* [Challenge]: Transcribe all the records with complete accuracy.

* [Extracted information]:

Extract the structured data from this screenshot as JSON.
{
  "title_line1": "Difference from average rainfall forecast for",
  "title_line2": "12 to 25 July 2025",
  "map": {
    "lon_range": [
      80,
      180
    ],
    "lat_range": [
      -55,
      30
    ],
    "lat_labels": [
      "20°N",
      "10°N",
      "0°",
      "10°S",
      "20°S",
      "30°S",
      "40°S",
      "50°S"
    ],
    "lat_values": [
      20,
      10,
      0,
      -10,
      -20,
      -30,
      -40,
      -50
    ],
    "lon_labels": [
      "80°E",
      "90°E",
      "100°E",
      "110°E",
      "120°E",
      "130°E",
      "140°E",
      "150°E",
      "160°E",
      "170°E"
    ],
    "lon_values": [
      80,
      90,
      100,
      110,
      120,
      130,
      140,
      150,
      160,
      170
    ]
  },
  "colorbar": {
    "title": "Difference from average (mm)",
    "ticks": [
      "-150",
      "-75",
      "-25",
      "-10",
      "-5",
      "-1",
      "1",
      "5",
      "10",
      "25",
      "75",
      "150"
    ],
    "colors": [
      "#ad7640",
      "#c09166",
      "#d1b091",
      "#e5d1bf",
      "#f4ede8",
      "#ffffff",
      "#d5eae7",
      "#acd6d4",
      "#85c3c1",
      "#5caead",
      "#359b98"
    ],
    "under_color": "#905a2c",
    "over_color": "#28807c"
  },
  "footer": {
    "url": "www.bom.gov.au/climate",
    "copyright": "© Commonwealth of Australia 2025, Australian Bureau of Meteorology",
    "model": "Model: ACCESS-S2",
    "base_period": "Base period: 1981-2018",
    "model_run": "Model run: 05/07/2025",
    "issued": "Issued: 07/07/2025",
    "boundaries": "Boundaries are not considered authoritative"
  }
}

* [Answer to this task]:
Extract the structured data from this screenshot as JSON.
{
  "title_line1": "Difference from average rainfall forecast for",
  "title_line2": "12 to 25 July 2025",
  "map": {
    "lon_range": [
      80,
      180
    ],
    "lat_range": [
      -55,
      30
    ],
    "lat_labels": [
      "20°N",
      "10°N",
      "0°",
      "10°S",
      "20°S",
      "30°S",
      "40°S",
      "50°S"
    ],
    "lat_values": [
      20,
      10,
      0,
      -10,
      -20,
      -30,
      -40,
      -50
    ],
    "lon_labels": [
      "80°E",
      "90°E",
      "100°E",
      "110°E",
      "120°E",
      "130°E",
      "140°E",
      "150°E",
      "160°E",
      "170°E"
    ],
    "lon_values": [
      80,
      90,
      100,
      110,
      120,
      130,
      140,
      150,
      160,
      170
    ]
  },
  "colorbar": {
    "title": "Difference from average (mm)",
    "ticks": [
      "-150",
      "-75",
      "-25",
      "-10",
      "-5",
      "-1",
      "1",
      "5",
      "10",
      "25",
      "75",
      "150"
    ],
    "colors": [
      "#ad7640",
      "#c09166",
      "#d1b091",
      "#e5d1bf",
      "#f4ede8",
      "#ffffff",
      "#d5eae7",
      "#acd6d4",
      "#85c3c1",
      "#5caead",
      "#359b98"
    ],
    "under_color": "#905a2c",
    "over_color": "#28807c"
  },
  "footer": {
    "url": "www.bom.gov.au/climate",
    "copyright": "© Commonwealth of Australia 2025, Australian Bureau of Meteorology",
    "model": "Model: ACCESS-S2",
    "base_period": "Base period: 1981-2018",
    "model_run": "Model run: 05/07/2025",
    "issued": "Issued: 07/07/2025",
    "boundaries": "Boundaries are not considered authoritative"
  }
}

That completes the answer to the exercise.